# Document section

These results should not come as a surprise. Here is why:

A pandemic can affect the economy through three channels: On the “human capital” front, pandemics reduce the labor force by excess mortality. Illness reduces labor hours and productivity. The population’s physical and mental health are eroded, and schooling and training are sacrificed. Insofar as the stock of human capital may be  diminished, the pandemic’s effect may cover a longer period of time.

The second pandemic-to-economy channel would be through individual choices prompted by fear of the pandemic. People may limit mobility, engage in voluntary social distancing, keep their children home from school, flee to other jurisdictions, or avoid social/business gatherings. These behavioral changes, it should be noted, are voluntary but could be affected by public-service information provided by government.

The third channel from pandemic to the economy are NPI’s, such as state-decreed business and school closings, binding restrictions on mobility, quarantines, and other ordinances that are imposed by government to stop or slow down the spread of the disease through non-medical measures.

The first channel should not have a large impact on economic activity. Despite its horrendous loss of life and health, fatalities from the Spanish Flu accounted for two percent of world population and, for the US and Europe around one percent of the labor force. Standard growth models suggest that the Spanish Flu’s human capital losses would show up as a small dip that would soon be obscured by other factors.

One of the few efforts to model the three channels of transmission from pandemic to economy was undertaken by World Bank analysts in 2006. They posited a hypothetical case of a pandemic of person-to-person Avian flu under “worst case” parameters of a Spanish-Flu-like event. Their conclusion is that the combined human-capital and voluntary-avoidance channels would depress GDP in the high-income countries by 3 percent.

Three percent happens to be the loss of output in the advanced countries from the Great Recession of 2008-9. So, the World Bank exercise, if it is accurate, suggests that the Coronavirus impact on the industrialized world – with avoidance strategies voluntarily employed by the people but no Great Lockdown — would have created an economic loss of the magnitude of the Great Recession.

# Entries shown
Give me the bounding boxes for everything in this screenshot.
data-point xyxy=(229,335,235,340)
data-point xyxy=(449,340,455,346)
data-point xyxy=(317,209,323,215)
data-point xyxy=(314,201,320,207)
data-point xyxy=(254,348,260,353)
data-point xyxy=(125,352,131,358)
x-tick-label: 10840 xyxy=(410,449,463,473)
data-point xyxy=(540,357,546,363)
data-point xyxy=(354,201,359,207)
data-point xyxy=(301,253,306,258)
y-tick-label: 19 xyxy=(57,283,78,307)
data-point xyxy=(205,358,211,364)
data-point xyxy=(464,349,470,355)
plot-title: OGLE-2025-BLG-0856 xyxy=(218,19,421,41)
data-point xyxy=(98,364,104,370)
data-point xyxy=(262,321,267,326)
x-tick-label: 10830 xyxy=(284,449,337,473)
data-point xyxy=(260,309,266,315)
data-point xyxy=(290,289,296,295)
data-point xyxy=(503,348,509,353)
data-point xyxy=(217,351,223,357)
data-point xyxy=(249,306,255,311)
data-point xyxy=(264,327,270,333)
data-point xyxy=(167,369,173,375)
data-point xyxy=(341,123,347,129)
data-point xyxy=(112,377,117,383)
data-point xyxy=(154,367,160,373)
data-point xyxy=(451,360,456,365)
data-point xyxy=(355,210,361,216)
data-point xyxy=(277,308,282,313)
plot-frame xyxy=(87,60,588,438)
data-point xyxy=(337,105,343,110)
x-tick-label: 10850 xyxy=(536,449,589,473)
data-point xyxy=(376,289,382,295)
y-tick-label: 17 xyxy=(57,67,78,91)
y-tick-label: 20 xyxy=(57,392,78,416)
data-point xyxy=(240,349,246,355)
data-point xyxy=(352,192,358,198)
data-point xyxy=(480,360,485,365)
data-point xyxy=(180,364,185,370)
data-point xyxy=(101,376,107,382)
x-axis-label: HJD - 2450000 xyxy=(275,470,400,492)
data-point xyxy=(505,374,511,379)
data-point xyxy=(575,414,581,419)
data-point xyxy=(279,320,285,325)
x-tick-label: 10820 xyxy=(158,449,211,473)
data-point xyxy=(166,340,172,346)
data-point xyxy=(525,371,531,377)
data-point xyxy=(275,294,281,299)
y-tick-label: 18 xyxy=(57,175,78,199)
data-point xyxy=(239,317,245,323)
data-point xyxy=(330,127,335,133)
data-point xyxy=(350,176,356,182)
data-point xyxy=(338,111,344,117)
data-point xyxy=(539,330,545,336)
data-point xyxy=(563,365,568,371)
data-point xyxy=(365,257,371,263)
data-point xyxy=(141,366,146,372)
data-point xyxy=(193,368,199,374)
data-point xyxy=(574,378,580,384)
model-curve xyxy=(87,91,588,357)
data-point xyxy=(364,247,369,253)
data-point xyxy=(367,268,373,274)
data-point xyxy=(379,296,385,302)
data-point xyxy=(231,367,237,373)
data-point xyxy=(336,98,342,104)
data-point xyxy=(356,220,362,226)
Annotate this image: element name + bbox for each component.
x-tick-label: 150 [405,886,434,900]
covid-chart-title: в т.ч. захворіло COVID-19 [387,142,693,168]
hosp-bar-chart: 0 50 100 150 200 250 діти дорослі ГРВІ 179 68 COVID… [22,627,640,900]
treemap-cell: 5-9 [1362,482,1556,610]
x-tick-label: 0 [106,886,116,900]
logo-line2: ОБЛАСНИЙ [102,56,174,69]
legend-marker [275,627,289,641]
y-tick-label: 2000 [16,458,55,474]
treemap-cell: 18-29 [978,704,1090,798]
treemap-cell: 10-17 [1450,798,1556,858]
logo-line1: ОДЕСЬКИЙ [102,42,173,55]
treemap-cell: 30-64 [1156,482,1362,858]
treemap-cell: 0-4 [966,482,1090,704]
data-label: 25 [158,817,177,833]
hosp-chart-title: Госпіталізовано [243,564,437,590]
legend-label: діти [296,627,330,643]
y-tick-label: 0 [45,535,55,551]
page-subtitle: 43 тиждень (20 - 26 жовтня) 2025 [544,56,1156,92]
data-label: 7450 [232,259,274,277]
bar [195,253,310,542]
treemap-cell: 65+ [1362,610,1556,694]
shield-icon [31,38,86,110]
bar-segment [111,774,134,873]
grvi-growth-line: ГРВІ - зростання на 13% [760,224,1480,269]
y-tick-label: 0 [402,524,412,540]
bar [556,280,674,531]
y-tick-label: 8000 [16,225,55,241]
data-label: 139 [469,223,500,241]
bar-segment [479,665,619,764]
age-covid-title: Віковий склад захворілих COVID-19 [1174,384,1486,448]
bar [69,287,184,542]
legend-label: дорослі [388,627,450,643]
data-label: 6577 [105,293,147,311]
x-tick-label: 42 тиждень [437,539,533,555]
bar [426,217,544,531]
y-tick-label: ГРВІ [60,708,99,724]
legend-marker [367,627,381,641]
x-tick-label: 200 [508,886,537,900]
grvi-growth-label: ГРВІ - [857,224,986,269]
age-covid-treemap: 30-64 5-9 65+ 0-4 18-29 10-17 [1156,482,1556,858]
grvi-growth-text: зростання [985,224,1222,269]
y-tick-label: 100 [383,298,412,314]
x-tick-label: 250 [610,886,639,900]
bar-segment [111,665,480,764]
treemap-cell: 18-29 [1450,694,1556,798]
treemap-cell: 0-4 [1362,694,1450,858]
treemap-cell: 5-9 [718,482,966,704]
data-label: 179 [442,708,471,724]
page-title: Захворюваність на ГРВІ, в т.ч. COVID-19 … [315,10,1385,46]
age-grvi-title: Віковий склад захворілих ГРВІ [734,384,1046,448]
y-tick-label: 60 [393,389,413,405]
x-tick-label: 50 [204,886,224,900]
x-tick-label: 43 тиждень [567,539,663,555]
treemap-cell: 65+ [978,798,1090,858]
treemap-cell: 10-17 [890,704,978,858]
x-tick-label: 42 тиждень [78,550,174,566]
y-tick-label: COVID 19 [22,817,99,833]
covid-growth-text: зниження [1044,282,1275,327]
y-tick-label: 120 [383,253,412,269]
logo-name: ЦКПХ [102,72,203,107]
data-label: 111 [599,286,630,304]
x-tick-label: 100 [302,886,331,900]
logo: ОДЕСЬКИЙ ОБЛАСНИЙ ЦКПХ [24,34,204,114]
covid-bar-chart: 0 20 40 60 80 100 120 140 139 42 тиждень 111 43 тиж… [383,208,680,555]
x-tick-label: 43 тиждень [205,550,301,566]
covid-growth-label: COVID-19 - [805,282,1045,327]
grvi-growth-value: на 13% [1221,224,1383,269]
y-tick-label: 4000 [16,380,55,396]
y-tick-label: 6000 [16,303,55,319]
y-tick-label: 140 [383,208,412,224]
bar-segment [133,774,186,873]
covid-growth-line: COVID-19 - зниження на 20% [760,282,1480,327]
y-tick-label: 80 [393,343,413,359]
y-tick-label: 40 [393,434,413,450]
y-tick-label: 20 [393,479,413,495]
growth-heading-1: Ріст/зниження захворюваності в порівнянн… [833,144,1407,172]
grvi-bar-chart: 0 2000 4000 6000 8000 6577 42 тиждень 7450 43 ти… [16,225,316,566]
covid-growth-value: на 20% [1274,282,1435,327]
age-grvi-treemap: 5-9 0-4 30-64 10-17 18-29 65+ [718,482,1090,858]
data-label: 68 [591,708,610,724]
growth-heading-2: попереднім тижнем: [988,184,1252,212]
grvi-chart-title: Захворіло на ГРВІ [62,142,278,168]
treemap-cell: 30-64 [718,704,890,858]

# Required action
Write out the stretch of the text on pandemics and the economy from "The second pandemic-to-economy" through "provided by government.", substituting "move to other jurisdictions" for "flee to other jurisdictions".

# Written response
The second pandemic-to-economy channel would be through individual choices prompted by fear of the pandemic. People may limit mobility, engage in voluntary social distancing, keep their children home from school, move to other jurisdictions, or avoid social/business gatherings. These behavioral changes, it should be noted, are voluntary but could be affected by public-service information provided by government.